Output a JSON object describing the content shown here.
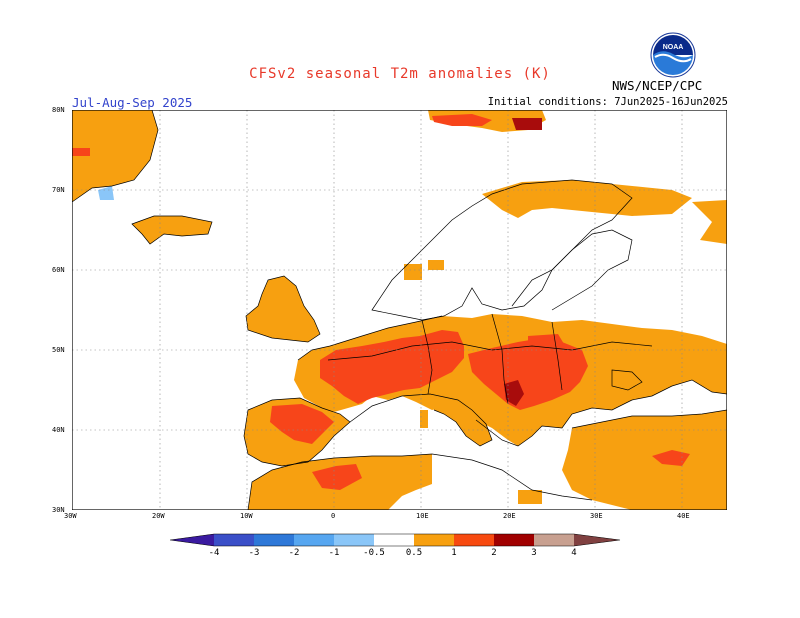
{
  "title": "CFSv2 seasonal T2m anomalies (K)",
  "period": "Jul-Aug-Sep 2025",
  "initial_conditions": "Initial conditions: 7Jun2025-16Jun2025",
  "organization": "NWS/NCEP/CPC",
  "logo_text": "NOAA",
  "lat_labels": [
    "80N",
    "70N",
    "60N",
    "50N",
    "40N",
    "30N"
  ],
  "lon_labels": [
    "30W",
    "20W",
    "10W",
    "0",
    "10E",
    "20E",
    "30E",
    "40E"
  ],
  "colorbar": {
    "labels": [
      "-4",
      "-3",
      "-2",
      "-1",
      "-0.5",
      "0.5",
      "1",
      "2",
      "3",
      "4"
    ],
    "colors": [
      "#3a1aa0",
      "#3a4fc8",
      "#2e78d8",
      "#56a6f0",
      "#8ac6f8",
      "#ffffff",
      "#f7a010",
      "#f74a10",
      "#a00000",
      "#c8a090",
      "#804040"
    ]
  },
  "map_colors": {
    "land_border": "#000000",
    "ocean": "#ffffff",
    "grid": "#888888",
    "anom_05_1": "#f7a010",
    "anom_1_2": "#f7451a",
    "anom_2_3": "#a80c0c",
    "anom_neg": "#8ac6f8"
  }
}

▸ Exercise task
Retype every record above exactly as written, but leave out the pictures.

▸ Expected output
Output a JSON object describing the content shown here.
{
  "title": "CFSv2 seasonal T2m anomalies (K)",
  "period": "Jul-Aug-Sep 2025",
  "initial_conditions": "Initial conditions: 7Jun2025-16Jun2025",
  "organization": "NWS/NCEP/CPC",
  "logo_text": "NOAA",
  "lat_labels": [
    "80N",
    "70N",
    "60N",
    "50N",
    "40N",
    "30N"
  ],
  "lon_labels": [
    "30W",
    "20W",
    "10W",
    "0",
    "10E",
    "20E",
    "30E",
    "40E"
  ],
  "colorbar": {
    "labels": [
      "-4",
      "-3",
      "-2",
      "-1",
      "-0.5",
      "0.5",
      "1",
      "2",
      "3",
      "4"
    ],
    "colors": [
      "#3a1aa0",
      "#3a4fc8",
      "#2e78d8",
      "#56a6f0",
      "#8ac6f8",
      "#ffffff",
      "#f7a010",
      "#f74a10",
      "#a00000",
      "#c8a090",
      "#804040"
    ]
  },
  "map_colors": {
    "land_border": "#000000",
    "ocean": "#ffffff",
    "grid": "#888888",
    "anom_05_1": "#f7a010",
    "anom_1_2": "#f7451a",
    "anom_2_3": "#a80c0c",
    "anom_neg": "#8ac6f8"
  }
}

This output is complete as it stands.